- **GOAL**
Lines containing "checked" are to be counted. Report the count alone.

____ LISTED RECORDS

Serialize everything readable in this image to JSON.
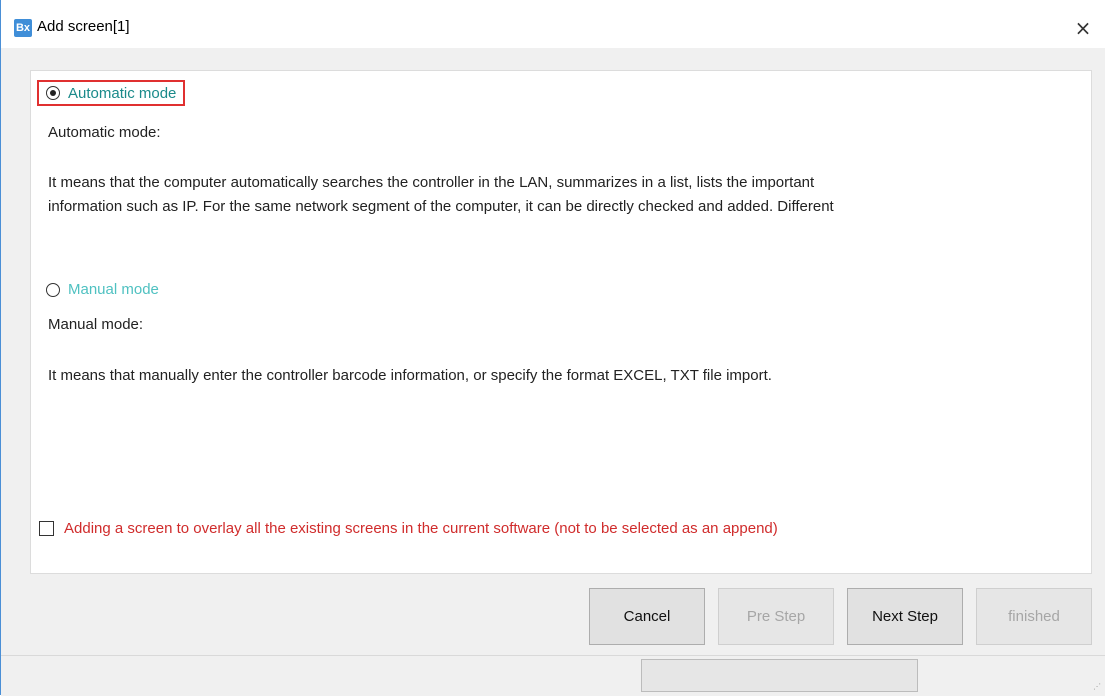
{
  "window": {
    "title": "Add screen[1]",
    "app_icon_text": "Bx",
    "close_glyph": "×"
  },
  "options": {
    "automatic": {
      "label": "Automatic mode",
      "selected": true,
      "heading": "Automatic mode:",
      "description_line1": "It means that the computer automatically searches the controller in the LAN, summarizes in a list, lists the important",
      "description_line2": "information such as IP. For the same network segment of the computer, it can be directly checked and added. Different"
    },
    "manual": {
      "label": "Manual mode",
      "selected": false,
      "heading": "Manual mode:",
      "description": "It means that manually enter the controller barcode information, or specify the format EXCEL, TXT file import."
    }
  },
  "overlay_checkbox": {
    "label": "Adding a screen to overlay all the existing screens in the current software (not to be selected as an append)",
    "checked": false
  },
  "buttons": {
    "cancel": "Cancel",
    "pre_step": "Pre Step",
    "next_step": "Next Step",
    "finished": "finished"
  },
  "colors": {
    "selected_option": "#1a8a8a",
    "unselected_option": "#4fc1c1",
    "highlight_border": "#e03030",
    "warning_text": "#d02c2c"
  },
  "progress": {
    "value": 0
  }
}
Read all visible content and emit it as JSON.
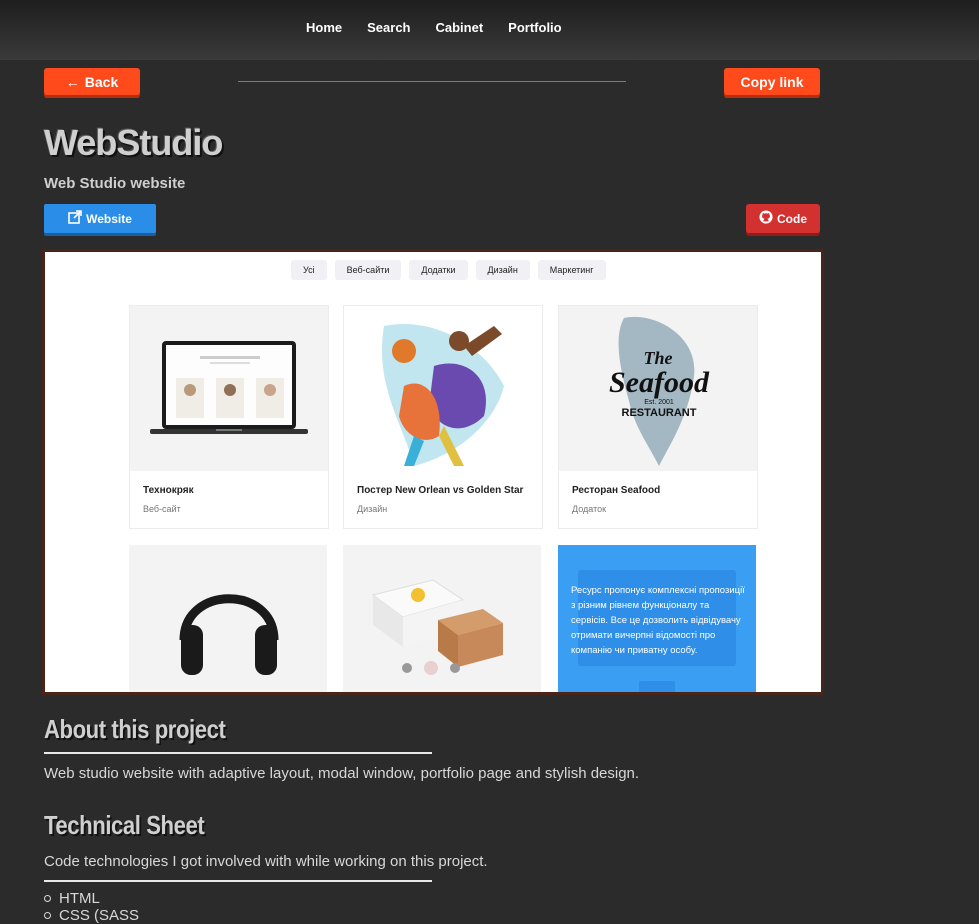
{
  "nav": [
    "Home",
    "Search",
    "Cabinet",
    "Portfolio"
  ],
  "back_label": "Back",
  "copy_label": "Copy link",
  "project": {
    "title": "WebStudio",
    "subtitle": "Web Studio website",
    "website_label": "Website",
    "code_label": "Code"
  },
  "preview": {
    "filters": [
      "Усі",
      "Веб-сайти",
      "Додатки",
      "Дизайн",
      "Маркетинг"
    ],
    "cards": [
      {
        "title": "Технокряк",
        "category": "Веб-сайт"
      },
      {
        "title": "Постер New Orlean vs Golden Star",
        "category": "Дизайн"
      },
      {
        "title": "Ресторан Seafood",
        "category": "Додаток"
      }
    ],
    "seafood_logo": {
      "the": "The",
      "name": "Seafood",
      "est": "Est. 2001",
      "restaurant": "RESTAURANT"
    },
    "overlay_text": "Ресурс пропонує комплексні пропозиції з різним рівнем функціоналу та сервісів. Все це дозволить відвідувачу отримати вичерпні відомості про компанію чи приватну особу."
  },
  "about": {
    "heading": "About this project",
    "text": "Web studio website with adaptive layout, modal window, portfolio page and stylish design."
  },
  "tech": {
    "heading": "Technical Sheet",
    "text": "Code technologies I got involved with while working on this project.",
    "items": [
      "HTML",
      "CSS (SASS"
    ]
  },
  "colors": {
    "accent": "#ff4a1c",
    "website": "#2a8ee8",
    "code": "#d3312f",
    "bg": "#2b2b2b"
  }
}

________

- **PROBLEM SOLUTION**
2